-- Begin Entries supplied --
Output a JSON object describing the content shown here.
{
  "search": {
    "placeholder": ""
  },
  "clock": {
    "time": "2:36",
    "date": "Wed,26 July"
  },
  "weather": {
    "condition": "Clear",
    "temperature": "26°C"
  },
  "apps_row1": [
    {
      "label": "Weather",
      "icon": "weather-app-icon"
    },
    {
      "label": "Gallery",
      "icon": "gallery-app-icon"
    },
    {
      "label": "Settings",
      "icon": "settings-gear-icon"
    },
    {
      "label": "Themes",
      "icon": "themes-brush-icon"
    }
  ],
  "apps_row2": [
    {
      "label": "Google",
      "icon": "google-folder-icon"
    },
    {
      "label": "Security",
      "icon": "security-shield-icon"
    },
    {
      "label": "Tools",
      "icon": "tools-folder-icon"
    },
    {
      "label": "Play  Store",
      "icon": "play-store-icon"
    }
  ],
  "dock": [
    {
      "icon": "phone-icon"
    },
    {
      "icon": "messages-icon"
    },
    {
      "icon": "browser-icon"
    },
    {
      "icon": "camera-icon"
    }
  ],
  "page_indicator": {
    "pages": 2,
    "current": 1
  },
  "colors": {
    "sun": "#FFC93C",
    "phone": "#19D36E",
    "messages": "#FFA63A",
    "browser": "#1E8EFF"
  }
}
-- End Entries supplied --
__Exercise goal__:
Every record should be given again exactly.

__The result__:
Output a JSON object describing the content shown here.
{
  "search": {
    "placeholder": ""
  },
  "clock": {
    "time": "2:36",
    "date": "Wed,26 July"
  },
  "weather": {
    "condition": "Clear",
    "temperature": "26°C"
  },
  "apps_row1": [
    {
      "label": "Weather",
      "icon": "weather-app-icon"
    },
    {
      "label": "Gallery",
      "icon": "gallery-app-icon"
    },
    {
      "label": "Settings",
      "icon": "settings-gear-icon"
    },
    {
      "label": "Themes",
      "icon": "themes-brush-icon"
    }
  ],
  "apps_row2": [
    {
      "label": "Google",
      "icon": "google-folder-icon"
    },
    {
      "label": "Security",
      "icon": "security-shield-icon"
    },
    {
      "label": "Tools",
      "icon": "tools-folder-icon"
    },
    {
      "label": "Play  Store",
      "icon": "play-store-icon"
    }
  ],
  "dock": [
    {
      "icon": "phone-icon"
    },
    {
      "icon": "messages-icon"
    },
    {
      "icon": "browser-icon"
    },
    {
      "icon": "camera-icon"
    }
  ],
  "page_indicator": {
    "pages": 2,
    "current": 1
  },
  "colors": {
    "sun": "#FFC93C",
    "phone": "#19D36E",
    "messages": "#FFA63A",
    "browser": "#1E8EFF"
  }
}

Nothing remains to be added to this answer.